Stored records
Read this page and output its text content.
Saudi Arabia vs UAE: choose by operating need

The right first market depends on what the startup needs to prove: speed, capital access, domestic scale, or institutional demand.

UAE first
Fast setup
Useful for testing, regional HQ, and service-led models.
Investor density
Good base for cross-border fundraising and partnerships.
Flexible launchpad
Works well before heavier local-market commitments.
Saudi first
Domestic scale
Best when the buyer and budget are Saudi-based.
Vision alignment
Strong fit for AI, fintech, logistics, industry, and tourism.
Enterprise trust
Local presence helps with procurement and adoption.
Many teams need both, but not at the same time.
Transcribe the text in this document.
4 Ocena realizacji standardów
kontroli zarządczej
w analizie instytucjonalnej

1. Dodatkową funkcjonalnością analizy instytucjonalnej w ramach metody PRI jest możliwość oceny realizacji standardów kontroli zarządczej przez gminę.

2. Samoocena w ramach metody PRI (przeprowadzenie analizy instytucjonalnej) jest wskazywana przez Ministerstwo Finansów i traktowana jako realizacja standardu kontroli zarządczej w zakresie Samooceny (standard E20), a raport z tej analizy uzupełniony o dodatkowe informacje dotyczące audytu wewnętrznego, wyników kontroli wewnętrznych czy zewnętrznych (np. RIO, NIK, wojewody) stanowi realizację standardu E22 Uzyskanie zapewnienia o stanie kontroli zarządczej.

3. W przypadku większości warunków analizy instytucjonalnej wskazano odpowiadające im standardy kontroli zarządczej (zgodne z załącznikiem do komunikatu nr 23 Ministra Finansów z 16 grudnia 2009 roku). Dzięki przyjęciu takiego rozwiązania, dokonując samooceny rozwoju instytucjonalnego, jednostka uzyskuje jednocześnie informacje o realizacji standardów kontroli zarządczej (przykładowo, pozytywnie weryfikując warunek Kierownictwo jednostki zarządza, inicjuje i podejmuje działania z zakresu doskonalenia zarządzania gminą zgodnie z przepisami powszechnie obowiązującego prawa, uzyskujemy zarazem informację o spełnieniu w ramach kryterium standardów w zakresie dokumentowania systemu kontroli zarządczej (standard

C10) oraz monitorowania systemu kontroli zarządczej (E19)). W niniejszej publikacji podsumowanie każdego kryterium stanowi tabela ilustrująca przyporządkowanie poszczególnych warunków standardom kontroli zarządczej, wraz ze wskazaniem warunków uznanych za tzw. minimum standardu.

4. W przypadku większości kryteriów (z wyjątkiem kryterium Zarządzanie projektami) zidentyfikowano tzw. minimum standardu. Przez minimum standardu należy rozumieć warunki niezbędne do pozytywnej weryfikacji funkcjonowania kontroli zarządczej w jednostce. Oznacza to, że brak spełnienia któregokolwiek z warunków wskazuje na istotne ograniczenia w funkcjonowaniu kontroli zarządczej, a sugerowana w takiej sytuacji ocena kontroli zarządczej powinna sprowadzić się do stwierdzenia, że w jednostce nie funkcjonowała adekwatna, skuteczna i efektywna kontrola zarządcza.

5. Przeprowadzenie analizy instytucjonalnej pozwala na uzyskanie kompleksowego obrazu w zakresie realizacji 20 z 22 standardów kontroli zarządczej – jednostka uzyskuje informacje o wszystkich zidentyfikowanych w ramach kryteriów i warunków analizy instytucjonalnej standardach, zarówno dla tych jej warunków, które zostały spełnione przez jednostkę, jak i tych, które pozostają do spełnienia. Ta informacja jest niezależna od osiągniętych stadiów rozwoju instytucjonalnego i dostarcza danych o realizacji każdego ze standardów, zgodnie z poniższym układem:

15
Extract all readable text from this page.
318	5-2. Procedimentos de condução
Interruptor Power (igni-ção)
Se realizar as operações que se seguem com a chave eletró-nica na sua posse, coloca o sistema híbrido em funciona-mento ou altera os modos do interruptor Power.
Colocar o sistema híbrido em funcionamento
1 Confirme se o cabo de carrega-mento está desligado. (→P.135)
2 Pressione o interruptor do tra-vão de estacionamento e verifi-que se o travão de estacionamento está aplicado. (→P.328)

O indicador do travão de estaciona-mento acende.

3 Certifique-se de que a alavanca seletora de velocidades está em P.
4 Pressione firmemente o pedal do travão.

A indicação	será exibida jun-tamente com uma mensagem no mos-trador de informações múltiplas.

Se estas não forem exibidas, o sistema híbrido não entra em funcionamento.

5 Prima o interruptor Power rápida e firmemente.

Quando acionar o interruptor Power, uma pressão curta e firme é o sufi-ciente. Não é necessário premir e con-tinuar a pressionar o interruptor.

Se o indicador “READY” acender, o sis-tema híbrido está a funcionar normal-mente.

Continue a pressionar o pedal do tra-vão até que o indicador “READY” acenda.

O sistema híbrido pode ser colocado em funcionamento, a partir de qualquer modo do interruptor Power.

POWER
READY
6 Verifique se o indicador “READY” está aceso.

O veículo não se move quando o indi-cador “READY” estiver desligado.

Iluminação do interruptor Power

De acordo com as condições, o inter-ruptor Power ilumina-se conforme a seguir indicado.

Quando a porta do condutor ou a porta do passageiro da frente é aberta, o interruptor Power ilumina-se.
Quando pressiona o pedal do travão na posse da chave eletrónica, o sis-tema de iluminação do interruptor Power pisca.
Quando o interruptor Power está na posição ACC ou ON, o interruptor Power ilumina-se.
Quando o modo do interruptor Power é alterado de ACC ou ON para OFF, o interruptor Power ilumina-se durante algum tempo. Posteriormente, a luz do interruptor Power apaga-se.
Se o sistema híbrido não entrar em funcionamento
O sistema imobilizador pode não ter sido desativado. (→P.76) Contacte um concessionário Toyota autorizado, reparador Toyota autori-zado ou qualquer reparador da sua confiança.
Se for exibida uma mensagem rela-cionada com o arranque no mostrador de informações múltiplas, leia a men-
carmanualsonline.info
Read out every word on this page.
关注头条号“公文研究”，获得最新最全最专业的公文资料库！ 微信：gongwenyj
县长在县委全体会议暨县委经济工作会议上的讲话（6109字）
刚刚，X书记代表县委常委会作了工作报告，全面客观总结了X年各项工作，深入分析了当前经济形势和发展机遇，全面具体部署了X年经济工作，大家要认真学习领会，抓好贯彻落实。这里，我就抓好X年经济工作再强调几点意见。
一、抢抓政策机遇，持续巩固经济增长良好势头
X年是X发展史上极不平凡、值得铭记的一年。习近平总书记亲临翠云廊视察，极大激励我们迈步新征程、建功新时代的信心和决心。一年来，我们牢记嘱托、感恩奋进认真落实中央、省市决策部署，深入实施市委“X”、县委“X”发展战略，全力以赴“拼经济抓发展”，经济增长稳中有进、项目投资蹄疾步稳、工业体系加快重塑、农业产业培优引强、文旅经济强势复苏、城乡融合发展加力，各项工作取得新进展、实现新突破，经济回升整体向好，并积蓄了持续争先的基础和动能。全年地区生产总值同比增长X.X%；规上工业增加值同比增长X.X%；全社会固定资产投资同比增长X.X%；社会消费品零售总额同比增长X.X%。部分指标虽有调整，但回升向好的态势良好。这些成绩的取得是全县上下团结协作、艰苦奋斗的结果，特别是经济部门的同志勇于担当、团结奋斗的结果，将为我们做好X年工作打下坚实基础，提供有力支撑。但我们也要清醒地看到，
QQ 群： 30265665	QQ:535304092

▶ [Problem details]
Each line above is to be repeated exactly.

▶ [Solution to this exercise]
Read this page and output its text content.
Saudi Arabia vs UAE: choose by operating need

The right first market depends on what the startup needs to prove: speed, capital access, domestic scale, or institutional demand.

UAE first
Fast setup
Useful for testing, regional HQ, and service-led models.
Investor density
Good base for cross-border fundraising and partnerships.
Flexible launchpad
Works well before heavier local-market commitments.
Saudi first
Domestic scale
Best when the buyer and budget are Saudi-based.
Vision alignment
Strong fit for AI, fintech, logistics, industry, and tourism.
Enterprise trust
Local presence helps with procurement and adoption.
Many teams need both, but not at the same time.
Transcribe the text in this document.
4 Ocena realizacji standardów
kontroli zarządczej
w analizie instytucjonalnej

1. Dodatkową funkcjonalnością analizy instytucjonalnej w ramach metody PRI jest możliwość oceny realizacji standardów kontroli zarządczej przez gminę.

2. Samoocena w ramach metody PRI (przeprowadzenie analizy instytucjonalnej) jest wskazywana przez Ministerstwo Finansów i traktowana jako realizacja standardu kontroli zarządczej w zakresie Samooceny (standard E20), a raport z tej analizy uzupełniony o dodatkowe informacje dotyczące audytu wewnętrznego, wyników kontroli wewnętrznych czy zewnętrznych (np. RIO, NIK, wojewody) stanowi realizację standardu E22 Uzyskanie zapewnienia o stanie kontroli zarządczej.

3. W przypadku większości warunków analizy instytucjonalnej wskazano odpowiadające im standardy kontroli zarządczej (zgodne z załącznikiem do komunikatu nr 23 Ministra Finansów z 16 grudnia 2009 roku). Dzięki przyjęciu takiego rozwiązania, dokonując samooceny rozwoju instytucjonalnego, jednostka uzyskuje jednocześnie informacje o realizacji standardów kontroli zarządczej (przykładowo, pozytywnie weryfikując warunek Kierownictwo jednostki zarządza, inicjuje i podejmuje działania z zakresu doskonalenia zarządzania gminą zgodnie z przepisami powszechnie obowiązującego prawa, uzyskujemy zarazem informację o spełnieniu w ramach kryterium standardów w zakresie dokumentowania systemu kontroli zarządczej (standard

C10) oraz monitorowania systemu kontroli zarządczej (E19)). W niniejszej publikacji podsumowanie każdego kryterium stanowi tabela ilustrująca przyporządkowanie poszczególnych warunków standardom kontroli zarządczej, wraz ze wskazaniem warunków uznanych za tzw. minimum standardu.

4. W przypadku większości kryteriów (z wyjątkiem kryterium Zarządzanie projektami) zidentyfikowano tzw. minimum standardu. Przez minimum standardu należy rozumieć warunki niezbędne do pozytywnej weryfikacji funkcjonowania kontroli zarządczej w jednostce. Oznacza to, że brak spełnienia któregokolwiek z warunków wskazuje na istotne ograniczenia w funkcjonowaniu kontroli zarządczej, a sugerowana w takiej sytuacji ocena kontroli zarządczej powinna sprowadzić się do stwierdzenia, że w jednostce nie funkcjonowała adekwatna, skuteczna i efektywna kontrola zarządcza.

5. Przeprowadzenie analizy instytucjonalnej pozwala na uzyskanie kompleksowego obrazu w zakresie realizacji 20 z 22 standardów kontroli zarządczej – jednostka uzyskuje informacje o wszystkich zidentyfikowanych w ramach kryteriów i warunków analizy instytucjonalnej standardach, zarówno dla tych jej warunków, które zostały spełnione przez jednostkę, jak i tych, które pozostają do spełnienia. Ta informacja jest niezależna od osiągniętych stadiów rozwoju instytucjonalnego i dostarcza danych o realizacji każdego ze standardów, zgodnie z poniższym układem:

15
Extract all readable text from this page.
318	5-2. Procedimentos de condução
Interruptor Power (igni-ção)
Se realizar as operações que se seguem com a chave eletró-nica na sua posse, coloca o sistema híbrido em funciona-mento ou altera os modos do interruptor Power.
Colocar o sistema híbrido em funcionamento
1 Confirme se o cabo de carrega-mento está desligado. (→P.135)
2 Pressione o interruptor do tra-vão de estacionamento e verifi-que se o travão de estacionamento está aplicado. (→P.328)

O indicador do travão de estaciona-mento acende.

3 Certifique-se de que a alavanca seletora de velocidades está em P.
4 Pressione firmemente o pedal do travão.

A indicação	será exibida jun-tamente com uma mensagem no mos-trador de informações múltiplas.

Se estas não forem exibidas, o sistema híbrido não entra em funcionamento.

5 Prima o interruptor Power rápida e firmemente.

Quando acionar o interruptor Power, uma pressão curta e firme é o sufi-ciente. Não é necessário premir e con-tinuar a pressionar o interruptor.

Se o indicador “READY” acender, o sis-tema híbrido está a funcionar normal-mente.

Continue a pressionar o pedal do tra-vão até que o indicador “READY” acenda.

O sistema híbrido pode ser colocado em funcionamento, a partir de qualquer modo do interruptor Power.

POWER
READY
6 Verifique se o indicador “READY” está aceso.

O veículo não se move quando o indi-cador “READY” estiver desligado.

Iluminação do interruptor Power

De acordo com as condições, o inter-ruptor Power ilumina-se conforme a seguir indicado.

Quando a porta do condutor ou a porta do passageiro da frente é aberta, o interruptor Power ilumina-se.
Quando pressiona o pedal do travão na posse da chave eletrónica, o sis-tema de iluminação do interruptor Power pisca.
Quando o interruptor Power está na posição ACC ou ON, o interruptor Power ilumina-se.
Quando o modo do interruptor Power é alterado de ACC ou ON para OFF, o interruptor Power ilumina-se durante algum tempo. Posteriormente, a luz do interruptor Power apaga-se.
Se o sistema híbrido não entrar em funcionamento
O sistema imobilizador pode não ter sido desativado. (→P.76) Contacte um concessionário Toyota autorizado, reparador Toyota autori-zado ou qualquer reparador da sua confiança.
Se for exibida uma mensagem rela-cionada com o arranque no mostrador de informações múltiplas, leia a men-
carmanualsonline.info
Read out every word on this page.
关注头条号“公文研究”，获得最新最全最专业的公文资料库！ 微信：gongwenyj
县长在县委全体会议暨县委经济工作会议上的讲话（6109字）
刚刚，X书记代表县委常委会作了工作报告，全面客观总结了X年各项工作，深入分析了当前经济形势和发展机遇，全面具体部署了X年经济工作，大家要认真学习领会，抓好贯彻落实。这里，我就抓好X年经济工作再强调几点意见。
一、抢抓政策机遇，持续巩固经济增长良好势头
X年是X发展史上极不平凡、值得铭记的一年。习近平总书记亲临翠云廊视察，极大激励我们迈步新征程、建功新时代的信心和决心。一年来，我们牢记嘱托、感恩奋进认真落实中央、省市决策部署，深入实施市委“X”、县委“X”发展战略，全力以赴“拼经济抓发展”，经济增长稳中有进、项目投资蹄疾步稳、工业体系加快重塑、农业产业培优引强、文旅经济强势复苏、城乡融合发展加力，各项工作取得新进展、实现新突破，经济回升整体向好，并积蓄了持续争先的基础和动能。全年地区生产总值同比增长X.X%；规上工业增加值同比增长X.X%；全社会固定资产投资同比增长X.X%；社会消费品零售总额同比增长X.X%。部分指标虽有调整，但回升向好的态势良好。这些成绩的取得是全县上下团结协作、艰苦奋斗的结果，特别是经济部门的同志勇于担当、团结奋斗的结果，将为我们做好X年工作打下坚实基础，提供有力支撑。但我们也要清醒地看到，
QQ 群： 30265665	QQ:535304092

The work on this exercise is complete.